- Written instruction:
Provide an exact transcription of all the records.

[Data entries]
--*--

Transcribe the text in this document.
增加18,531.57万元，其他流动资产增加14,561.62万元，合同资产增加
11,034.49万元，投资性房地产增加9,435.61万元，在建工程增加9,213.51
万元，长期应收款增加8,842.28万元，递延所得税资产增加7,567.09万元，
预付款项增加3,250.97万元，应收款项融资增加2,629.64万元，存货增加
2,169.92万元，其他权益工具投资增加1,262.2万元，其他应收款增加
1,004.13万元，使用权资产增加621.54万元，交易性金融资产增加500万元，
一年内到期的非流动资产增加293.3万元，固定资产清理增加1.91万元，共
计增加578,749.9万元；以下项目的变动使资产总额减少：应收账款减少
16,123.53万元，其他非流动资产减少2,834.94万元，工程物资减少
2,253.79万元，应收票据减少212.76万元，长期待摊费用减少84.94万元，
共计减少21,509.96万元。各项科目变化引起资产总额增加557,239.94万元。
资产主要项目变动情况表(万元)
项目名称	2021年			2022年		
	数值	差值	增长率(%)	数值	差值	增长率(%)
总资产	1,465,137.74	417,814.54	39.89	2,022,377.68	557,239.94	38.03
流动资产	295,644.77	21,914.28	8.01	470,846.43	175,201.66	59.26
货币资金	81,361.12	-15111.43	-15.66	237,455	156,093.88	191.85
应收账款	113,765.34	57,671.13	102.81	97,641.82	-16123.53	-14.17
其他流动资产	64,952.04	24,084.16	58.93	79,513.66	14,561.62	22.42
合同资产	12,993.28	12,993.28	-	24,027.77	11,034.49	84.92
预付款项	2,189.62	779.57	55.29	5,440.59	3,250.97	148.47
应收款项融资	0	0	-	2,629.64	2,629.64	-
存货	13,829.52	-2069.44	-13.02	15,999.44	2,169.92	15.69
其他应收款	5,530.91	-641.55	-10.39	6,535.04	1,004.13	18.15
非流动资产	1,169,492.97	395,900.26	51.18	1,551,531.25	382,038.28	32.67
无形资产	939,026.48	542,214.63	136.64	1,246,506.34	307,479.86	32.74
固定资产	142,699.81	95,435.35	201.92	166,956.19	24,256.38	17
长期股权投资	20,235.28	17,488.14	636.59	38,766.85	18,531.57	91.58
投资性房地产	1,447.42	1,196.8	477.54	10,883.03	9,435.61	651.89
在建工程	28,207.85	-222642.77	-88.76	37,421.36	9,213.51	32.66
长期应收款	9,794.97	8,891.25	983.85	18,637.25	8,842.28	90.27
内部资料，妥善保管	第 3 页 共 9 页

--*--

- Solution below:
Transcribe the text in this document.
增加18,531.57万元，其他流动资产增加14,561.62万元，合同资产增加
11,034.49万元，投资性房地产增加9,435.61万元，在建工程增加9,213.51
万元，长期应收款增加8,842.28万元，递延所得税资产增加7,567.09万元，
预付款项增加3,250.97万元，应收款项融资增加2,629.64万元，存货增加
2,169.92万元，其他权益工具投资增加1,262.2万元，其他应收款增加
1,004.13万元，使用权资产增加621.54万元，交易性金融资产增加500万元，
一年内到期的非流动资产增加293.3万元，固定资产清理增加1.91万元，共
计增加578,749.9万元；以下项目的变动使资产总额减少：应收账款减少
16,123.53万元，其他非流动资产减少2,834.94万元，工程物资减少
2,253.79万元，应收票据减少212.76万元，长期待摊费用减少84.94万元，
共计减少21,509.96万元。各项科目变化引起资产总额增加557,239.94万元。
资产主要项目变动情况表(万元)
项目名称	2021年			2022年		
	数值	差值	增长率(%)	数值	差值	增长率(%)
总资产	1,465,137.74	417,814.54	39.89	2,022,377.68	557,239.94	38.03
流动资产	295,644.77	21,914.28	8.01	470,846.43	175,201.66	59.26
货币资金	81,361.12	-15111.43	-15.66	237,455	156,093.88	191.85
应收账款	113,765.34	57,671.13	102.81	97,641.82	-16123.53	-14.17
其他流动资产	64,952.04	24,084.16	58.93	79,513.66	14,561.62	22.42
合同资产	12,993.28	12,993.28	-	24,027.77	11,034.49	84.92
预付款项	2,189.62	779.57	55.29	5,440.59	3,250.97	148.47
应收款项融资	0	0	-	2,629.64	2,629.64	-
存货	13,829.52	-2069.44	-13.02	15,999.44	2,169.92	15.69
其他应收款	5,530.91	-641.55	-10.39	6,535.04	1,004.13	18.15
非流动资产	1,169,492.97	395,900.26	51.18	1,551,531.25	382,038.28	32.67
无形资产	939,026.48	542,214.63	136.64	1,246,506.34	307,479.86	32.74
固定资产	142,699.81	95,435.35	201.92	166,956.19	24,256.38	17
长期股权投资	20,235.28	17,488.14	636.59	38,766.85	18,531.57	91.58
投资性房地产	1,447.42	1,196.8	477.54	10,883.03	9,435.61	651.89
在建工程	28,207.85	-222642.77	-88.76	37,421.36	9,213.51	32.66
长期应收款	9,794.97	8,891.25	983.85	18,637.25	8,842.28	90.27
内部资料，妥善保管	第 3 页 共 9 页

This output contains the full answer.